SELECTED PASSAGE:
The opinion of the court was delivered by: Scullin, Senior Judge
MEMORANDUM-DECISION AND ORDER
Plaintiff, an inmate, filed a complaint pro se pursuant to 42 U.S.C. § 1983, alleging twenty-eight causes of action arising from events at two separate correctional facilities. Plaintiff's allegations include the use of excessive force and failure to prevent such conduct, deprivations of procedural due process, cruel and unusual punishment, violation of Plaintiff's right to practice his chosen religion, and retaliation for filing grievances and raising complaints regarding prison conditions.
Plaintiff commenced this action on August 18, 2008. See Complaint. Plaintiff filed an amended complaint on December 8, 2008, and a second amended complaint on December June 19, 2009. See Dkt. Nos. 10, 52. In his second amended complaint, he sought, among other things, an injunction ordering Defendants to release him from administrative segregation, or place him under involuntary protective custody, or continue his confinement to a special housing unit ("SHU") under Directive 499 § 301.5. Plaintiff further sought compensatory damages in the amount of $450,000 and punitive damages in the amount of $10,000 against each Defendant. Defendants moved to dismiss Plaintiff's second amended complaint on September 15, 2009. See Dkt. No. 76. Magistrate Judge Peebles issued a Report and Recommendation on September 27, 2010, in which he recommended that the Court grant Defendants' motion in part and deny it in part. See Dkt. No. 83, Report and Recommendation ("Report-Rec.").
Currently before the Court is Magistrate Judge Peebles' Report and Recommendation, Plaintiff's objections thereto, and Defendants' objections thereto. Specifically, Plaintiff objects to Magistrate Judge Peebles' recommendation that the Court dismiss Plaintiff's fourteenth cause of action, that Defendants Fischer, Roy, and LeClair conspired to hold Plaintiff in administrative segregation. See Dkt. No 88, Plaintiff's Objections ("Pltf. Obj.") at 4-8. Defendants object to the fact that Magistrate Judge Peebles did not recommend that the Court dismiss Plaintiff's complaint in its entirety and assert that the Court should dismiss Plaintiff's first, second, third, fourth, seventh, eighth, ninth, tenth, twelfth, thirteenth, fifteenth, nineteenth, twenty-second, twenty-third, twenty-fourth, twenty-sixth, and twenty-seventh causes of action.
Plaintiff is a New York State prison inmate who was convicted of aggravated murder, attempted murder, and escape. Plaintiff's convictions for murder and attempted murder arose from his shooting and killing two New York State Troopers following his escape from Erie County jail.*fn2
People v. Phillips, 56 A.D.3d 1163 (4th Dep't 2008). After these convictions, Plaintiff entered DOCS custody at the Elmira Correctional Facility ("Elmira") on December 21, 2006. Plaintiff later transferred to the Clinton Correctional Facility ("Clinton"). Plaintiff's complaint includes events that occurred at both Elmira and Clinton.

WHAT TO DO:
(a) List every docket number cited in the court opinion.
(b) Carry on the court opinion on the inmate's complaint, starting after its final sentence.
The material that comes after the court opinion stands apart from it.

DATA SECTION:
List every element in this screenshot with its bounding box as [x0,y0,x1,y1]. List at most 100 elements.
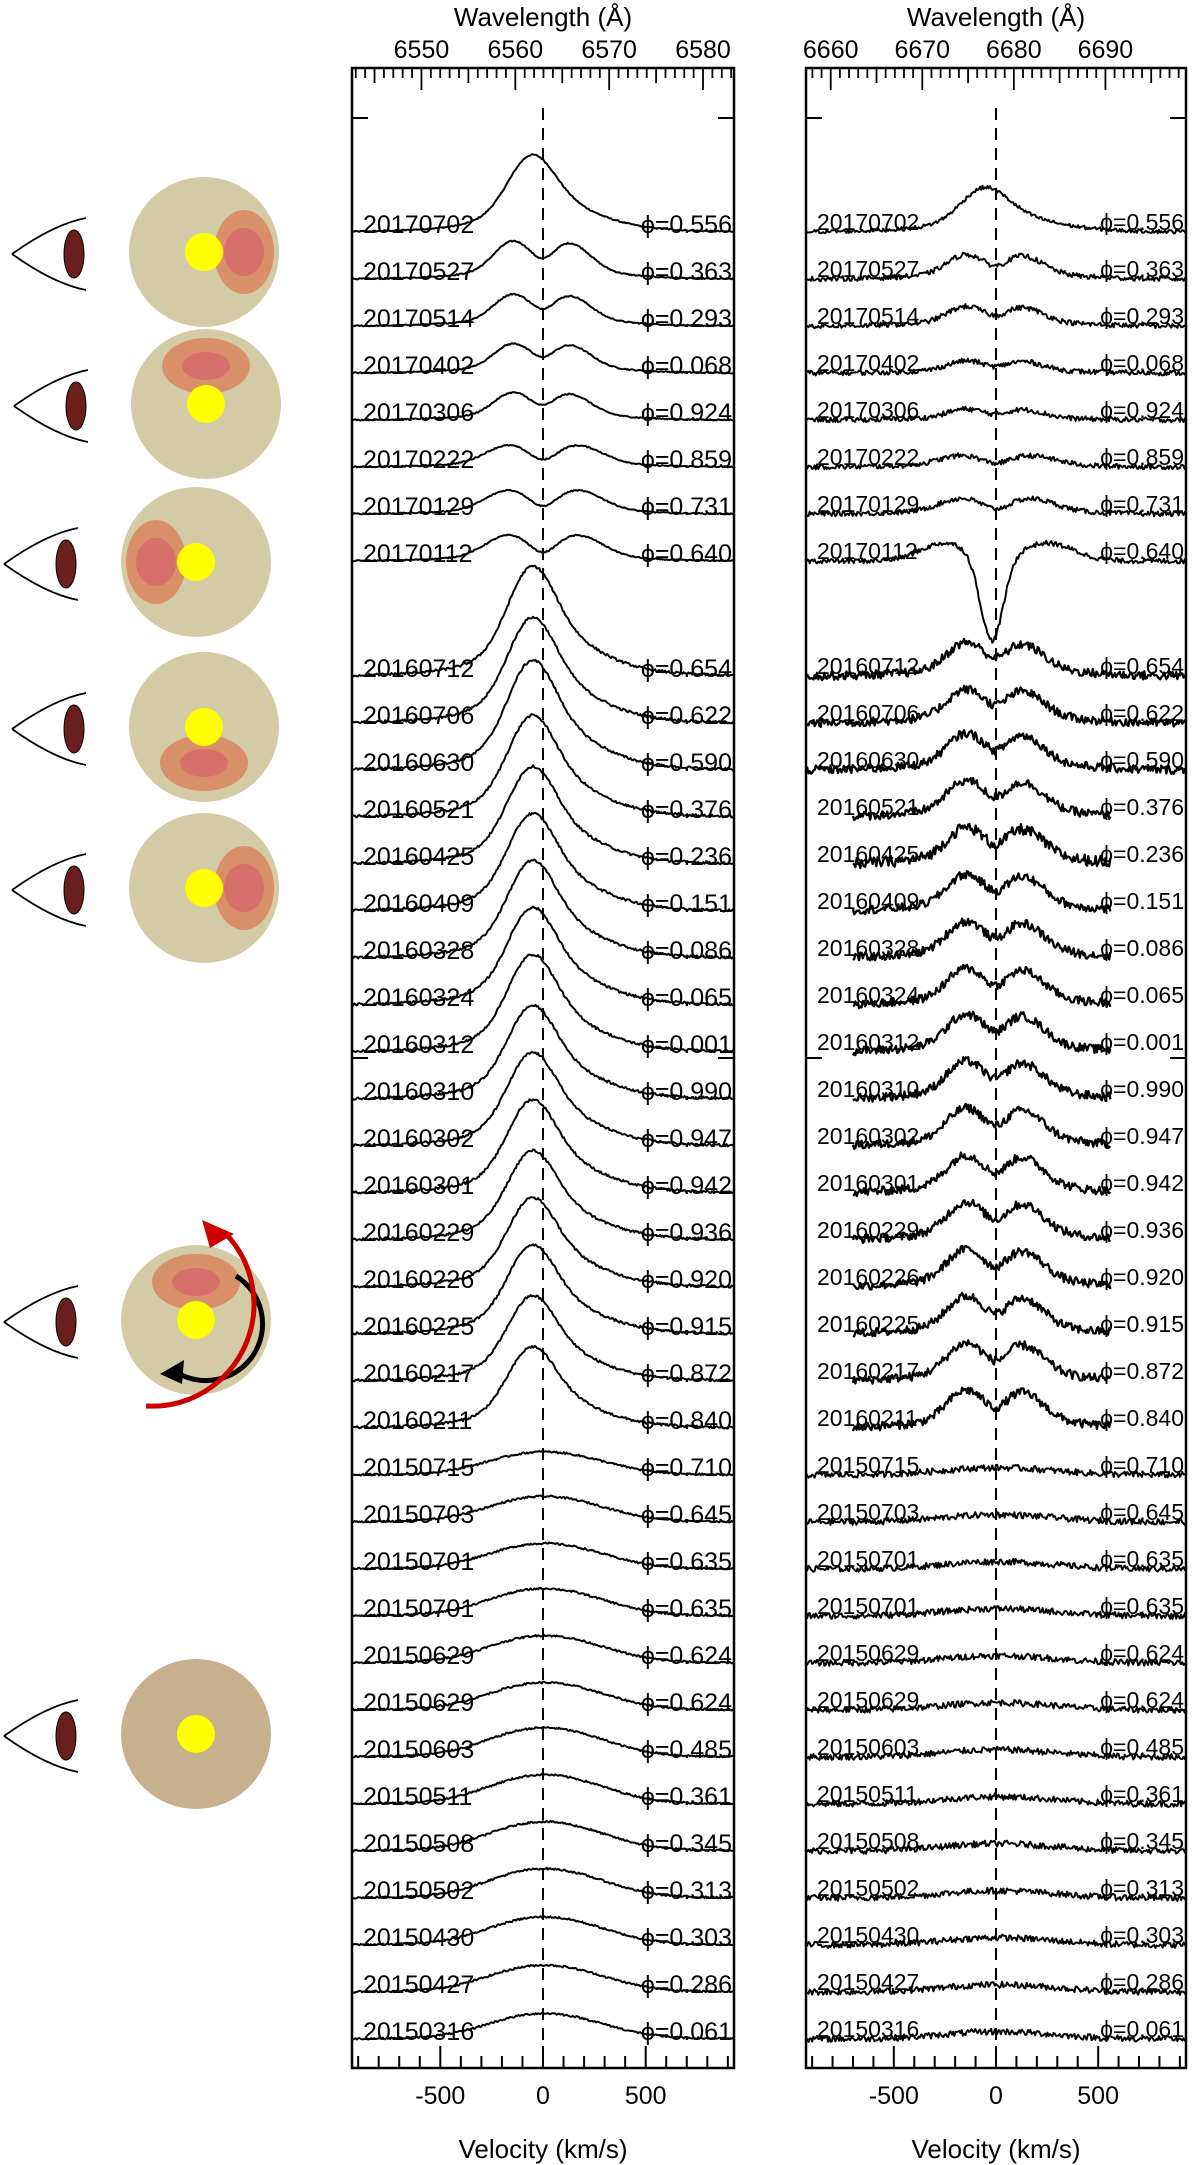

PER-TASK ANSWERS:
(a) 10, 52, 76, 83, 88

(b)
Section 636 of Title 28 of the United States Code states that "[a] judge of the court may accept, reject, or modify, in whole or in part, the findings or recommendations made by the magistrate judge." 28 U.S.C. § 636(b)(1)(C). When reviewing a magistrate judge's report and recommendation, a district court judge "make[s] a de novo determination of those portions of the [magistrate judge's] report or specified proposed findings or recommendations to which objection is made." Id. However, where "an objecting '"party makes only conclusory or general objections, or simply reiterates his original arguments, the Court reviews the Report and Recommendation only for clear error."'" Webster v. Fischer 694 F. Supp. 2d 163, 169 (N.D.N.Y. 2010) (quoting Farid v. Bouey, 554 F. Supp. 2d 301, 307 (N.D.N.Y. 2008) (quoting McAllan v. Von Essen, 417 F. Supp. 2d 672, 679 (S.D.N.Y. 2007))).
Courts use a two-step inquiry when deciding a Rule 12(b)(6) motion. First, they isolate the moving party's legal conclusions from its factual allegations. Second, they presume the factual allegations to be true and examine them for plausibility. See Ashcroft v. Iqbal, 129 S. Ct. 1937, 1949-50 (2009).
To survive a Rule 12(b)(6) motion to dismiss, a pleading must contain more than a "blanket assertion" of entitlement to relief. Bell Atl. Corp. v. Twombly, 550 U.S. 544, 556 n.3 (2007). Rather, Twombly added a requirement that a pleading show plausible grounds for relief to the requirement of Federal Rule of Civil Procedure 8(a)(2) that a pleading "'sho[w] that the pleader is entitled to relief.'" Id. at 557 (quotation omitted). The Supreme Court explained this standard in Ashcroft, where it set forth that to withstand a motion to dismiss, a pleading must be "plausible on its face" such that it contains "factual content that allows the court to draw the reasonable inference that the defendant is liable for the misconduct alleged." Ashcroft, 129 S. Ct. at 1949 (citation omitted).
When deciding a 12(b)(6) motion, a court may "consider documents attached to or incorporated by reference in [a] complaint." Cooper v. Parsky, 140 F.3d 433, 440 (2d Cir. 1998) (citation omitted). Even where a "'plaintiff chooses not to attach to the complaint or incorporate by reference a [document] upon which it solely relies and which is integral to the complaint,' the court may . . . take the document into consideration in deciding the defendant's motion to dismiss, without converting the proceeding to one for summary judgment." Int'l Audiotext Network, Inc. v. Am. Tel. & Tel. Co., 62 F.3d 69, 72 (2d Cir. 1995) (quotation omitted).
B. Administrative segregation and due process claims*fn3
Plaintiff's fourth, fifth, eleventh, thirteenth, and fourteenth causes of action address his confinement in administrative segregation and the periodic review of this determination.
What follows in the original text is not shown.